— BEGIN Working data —

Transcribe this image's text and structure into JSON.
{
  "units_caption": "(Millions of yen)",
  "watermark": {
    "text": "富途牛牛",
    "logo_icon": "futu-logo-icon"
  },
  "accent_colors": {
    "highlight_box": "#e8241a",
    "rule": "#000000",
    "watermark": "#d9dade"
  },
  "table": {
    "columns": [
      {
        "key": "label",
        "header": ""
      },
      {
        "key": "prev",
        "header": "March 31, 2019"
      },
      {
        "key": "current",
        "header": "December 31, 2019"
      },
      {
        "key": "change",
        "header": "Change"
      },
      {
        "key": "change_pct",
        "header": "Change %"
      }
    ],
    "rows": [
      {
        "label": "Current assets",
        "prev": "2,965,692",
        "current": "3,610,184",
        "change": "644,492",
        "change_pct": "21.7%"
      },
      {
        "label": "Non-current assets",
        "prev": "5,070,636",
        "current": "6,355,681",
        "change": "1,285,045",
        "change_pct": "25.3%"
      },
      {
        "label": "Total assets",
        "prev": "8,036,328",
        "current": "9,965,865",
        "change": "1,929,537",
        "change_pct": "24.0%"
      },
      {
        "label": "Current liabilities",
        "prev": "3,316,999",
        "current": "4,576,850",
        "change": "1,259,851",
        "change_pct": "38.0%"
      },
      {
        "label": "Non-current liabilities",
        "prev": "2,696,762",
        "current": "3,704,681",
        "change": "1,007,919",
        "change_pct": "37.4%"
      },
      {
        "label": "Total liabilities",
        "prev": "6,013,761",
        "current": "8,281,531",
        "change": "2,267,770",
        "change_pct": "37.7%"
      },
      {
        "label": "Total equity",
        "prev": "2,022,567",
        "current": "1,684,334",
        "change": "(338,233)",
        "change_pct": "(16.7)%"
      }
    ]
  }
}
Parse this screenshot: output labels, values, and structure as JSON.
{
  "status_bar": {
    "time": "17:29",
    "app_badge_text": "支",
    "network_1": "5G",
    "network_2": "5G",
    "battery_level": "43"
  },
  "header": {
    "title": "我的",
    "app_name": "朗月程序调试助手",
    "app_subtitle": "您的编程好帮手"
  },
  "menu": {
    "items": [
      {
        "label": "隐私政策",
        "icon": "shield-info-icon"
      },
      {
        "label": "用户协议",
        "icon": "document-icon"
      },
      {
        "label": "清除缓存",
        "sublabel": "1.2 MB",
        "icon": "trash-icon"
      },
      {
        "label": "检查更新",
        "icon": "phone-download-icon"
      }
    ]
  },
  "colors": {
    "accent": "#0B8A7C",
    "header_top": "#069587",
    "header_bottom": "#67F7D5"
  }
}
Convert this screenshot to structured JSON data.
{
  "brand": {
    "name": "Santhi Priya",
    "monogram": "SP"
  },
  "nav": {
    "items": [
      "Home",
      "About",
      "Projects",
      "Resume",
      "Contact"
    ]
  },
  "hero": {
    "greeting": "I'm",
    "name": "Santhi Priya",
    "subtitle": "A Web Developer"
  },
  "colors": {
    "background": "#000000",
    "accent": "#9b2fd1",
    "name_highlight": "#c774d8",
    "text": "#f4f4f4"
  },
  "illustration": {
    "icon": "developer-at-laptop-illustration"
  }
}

— END Working data —

Stated task — Extract all the entries word for word.

Answer to the task —
Transcribe this image's text and structure into JSON.
{
  "units_caption": "(Millions of yen)",
  "watermark": {
    "text": "富途牛牛",
    "logo_icon": "futu-logo-icon"
  },
  "accent_colors": {
    "highlight_box": "#e8241a",
    "rule": "#000000",
    "watermark": "#d9dade"
  },
  "table": {
    "columns": [
      {
        "key": "label",
        "header": ""
      },
      {
        "key": "prev",
        "header": "March 31, 2019"
      },
      {
        "key": "current",
        "header": "December 31, 2019"
      },
      {
        "key": "change",
        "header": "Change"
      },
      {
        "key": "change_pct",
        "header": "Change %"
      }
    ],
    "rows": [
      {
        "label": "Current assets",
        "prev": "2,965,692",
        "current": "3,610,184",
        "change": "644,492",
        "change_pct": "21.7%"
      },
      {
        "label": "Non-current assets",
        "prev": "5,070,636",
        "current": "6,355,681",
        "change": "1,285,045",
        "change_pct": "25.3%"
      },
      {
        "label": "Total assets",
        "prev": "8,036,328",
        "current": "9,965,865",
        "change": "1,929,537",
        "change_pct": "24.0%"
      },
      {
        "label": "Current liabilities",
        "prev": "3,316,999",
        "current": "4,576,850",
        "change": "1,259,851",
        "change_pct": "38.0%"
      },
      {
        "label": "Non-current liabilities",
        "prev": "2,696,762",
        "current": "3,704,681",
        "change": "1,007,919",
        "change_pct": "37.4%"
      },
      {
        "label": "Total liabilities",
        "prev": "6,013,761",
        "current": "8,281,531",
        "change": "2,267,770",
        "change_pct": "37.7%"
      },
      {
        "label": "Total equity",
        "prev": "2,022,567",
        "current": "1,684,334",
        "change": "(338,233)",
        "change_pct": "(16.7)%"
      }
    ]
  }
}
Parse this screenshot: output labels, values, and structure as JSON.
{
  "status_bar": {
    "time": "17:29",
    "app_badge_text": "支",
    "network_1": "5G",
    "network_2": "5G",
    "battery_level": "43"
  },
  "header": {
    "title": "我的",
    "app_name": "朗月程序调试助手",
    "app_subtitle": "您的编程好帮手"
  },
  "menu": {
    "items": [
      {
        "label": "隐私政策",
        "icon": "shield-info-icon"
      },
      {
        "label": "用户协议",
        "icon": "document-icon"
      },
      {
        "label": "清除缓存",
        "sublabel": "1.2 MB",
        "icon": "trash-icon"
      },
      {
        "label": "检查更新",
        "icon": "phone-download-icon"
      }
    ]
  },
  "colors": {
    "accent": "#0B8A7C",
    "header_top": "#069587",
    "header_bottom": "#67F7D5"
  }
}
Convert this screenshot to structured JSON data.
{
  "brand": {
    "name": "Santhi Priya",
    "monogram": "SP"
  },
  "nav": {
    "items": [
      "Home",
      "About",
      "Projects",
      "Resume",
      "Contact"
    ]
  },
  "hero": {
    "greeting": "I'm",
    "name": "Santhi Priya",
    "subtitle": "A Web Developer"
  },
  "colors": {
    "background": "#000000",
    "accent": "#9b2fd1",
    "name_highlight": "#c774d8",
    "text": "#f4f4f4"
  },
  "illustration": {
    "icon": "developer-at-laptop-illustration"
  }
}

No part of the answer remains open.